**EXERCISE INSTRUCTIONS:** Transcribe each line of the material as it is, and drop any picture.

**RECORDS FOR THIS TASK:**
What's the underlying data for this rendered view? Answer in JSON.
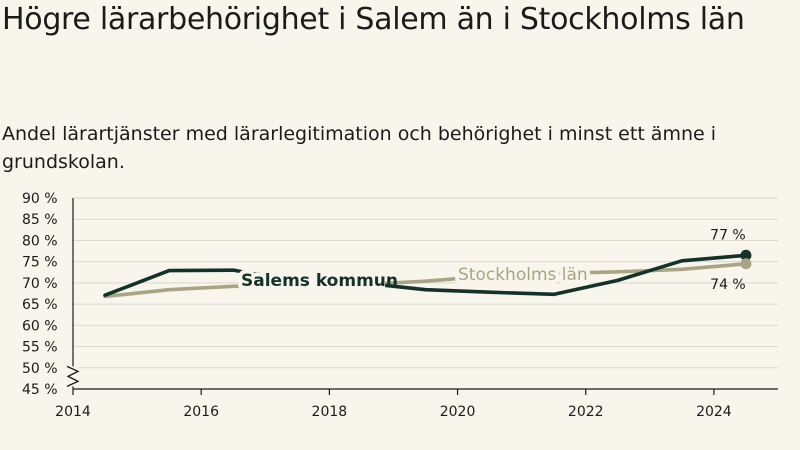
{
  "title": "Högre lärarbehörighet i Salem än i Stockholms län",
  "subtitle": "Andel lärartjänster med lärarlegitimation och behörighet i minst ett ämne i grundskolan.",
  "chart_data": {
    "type": "line",
    "x": [
      2014.5,
      2015.5,
      2016.5,
      2017.5,
      2018.5,
      2019.5,
      2020.5,
      2021.5,
      2022.5,
      2023.5,
      2024.5
    ],
    "xlim": [
      2014,
      2025
    ],
    "ylim": [
      45,
      90
    ],
    "x_ticks": [
      {
        "value": 2014,
        "label": "2014"
      },
      {
        "value": 2016,
        "label": "2016"
      },
      {
        "value": 2018,
        "label": "2018"
      },
      {
        "value": 2020,
        "label": "2020"
      },
      {
        "value": 2022,
        "label": "2022"
      },
      {
        "value": 2024,
        "label": "2024"
      }
    ],
    "y_ticks": [
      {
        "value": 45,
        "label": "45 %"
      },
      {
        "value": 50,
        "label": "50 %"
      },
      {
        "value": 55,
        "label": "55 %"
      },
      {
        "value": 60,
        "label": "60 %"
      },
      {
        "value": 65,
        "label": "65 %"
      },
      {
        "value": 70,
        "label": "70 %"
      },
      {
        "value": 75,
        "label": "75 %"
      },
      {
        "value": 80,
        "label": "80 %"
      },
      {
        "value": 85,
        "label": "85 %"
      },
      {
        "value": 90,
        "label": "90 %"
      }
    ],
    "axis_break": true,
    "grid": true,
    "series": [
      {
        "name": "Salems kommun",
        "color": "#13332a",
        "values": [
          67.1,
          72.9,
          73.0,
          70.4,
          70.0,
          68.4,
          67.8,
          67.3,
          70.6,
          75.2,
          76.5
        ],
        "end_label": "77 %"
      },
      {
        "name": "Stockholms län",
        "color": "#a9a584",
        "values": [
          66.8,
          68.4,
          69.2,
          69.4,
          69.6,
          70.4,
          71.6,
          72.2,
          72.6,
          73.2,
          74.5
        ],
        "end_label": "74 %"
      }
    ]
  }
}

**TASK RESPONSE:**
What's the underlying data for this rendered view? Answer in JSON.
{
  "title": "Högre lärarbehörighet i Salem än i Stockholms län",
  "subtitle": "Andel lärartjänster med lärarlegitimation och behörighet i minst ett ämne i grundskolan.",
  "chart_data": {
    "type": "line",
    "x": [
      2014.5,
      2015.5,
      2016.5,
      2017.5,
      2018.5,
      2019.5,
      2020.5,
      2021.5,
      2022.5,
      2023.5,
      2024.5
    ],
    "xlim": [
      2014,
      2025
    ],
    "ylim": [
      45,
      90
    ],
    "x_ticks": [
      {
        "value": 2014,
        "label": "2014"
      },
      {
        "value": 2016,
        "label": "2016"
      },
      {
        "value": 2018,
        "label": "2018"
      },
      {
        "value": 2020,
        "label": "2020"
      },
      {
        "value": 2022,
        "label": "2022"
      },
      {
        "value": 2024,
        "label": "2024"
      }
    ],
    "y_ticks": [
      {
        "value": 45,
        "label": "45 %"
      },
      {
        "value": 50,
        "label": "50 %"
      },
      {
        "value": 55,
        "label": "55 %"
      },
      {
        "value": 60,
        "label": "60 %"
      },
      {
        "value": 65,
        "label": "65 %"
      },
      {
        "value": 70,
        "label": "70 %"
      },
      {
        "value": 75,
        "label": "75 %"
      },
      {
        "value": 80,
        "label": "80 %"
      },
      {
        "value": 85,
        "label": "85 %"
      },
      {
        "value": 90,
        "label": "90 %"
      }
    ],
    "axis_break": true,
    "grid": true,
    "series": [
      {
        "name": "Salems kommun",
        "color": "#13332a",
        "values": [
          67.1,
          72.9,
          73.0,
          70.4,
          70.0,
          68.4,
          67.8,
          67.3,
          70.6,
          75.2,
          76.5
        ],
        "end_label": "77 %"
      },
      {
        "name": "Stockholms län",
        "color": "#a9a584",
        "values": [
          66.8,
          68.4,
          69.2,
          69.4,
          69.6,
          70.4,
          71.6,
          72.2,
          72.6,
          73.2,
          74.5
        ],
        "end_label": "74 %"
      }
    ]
  }
}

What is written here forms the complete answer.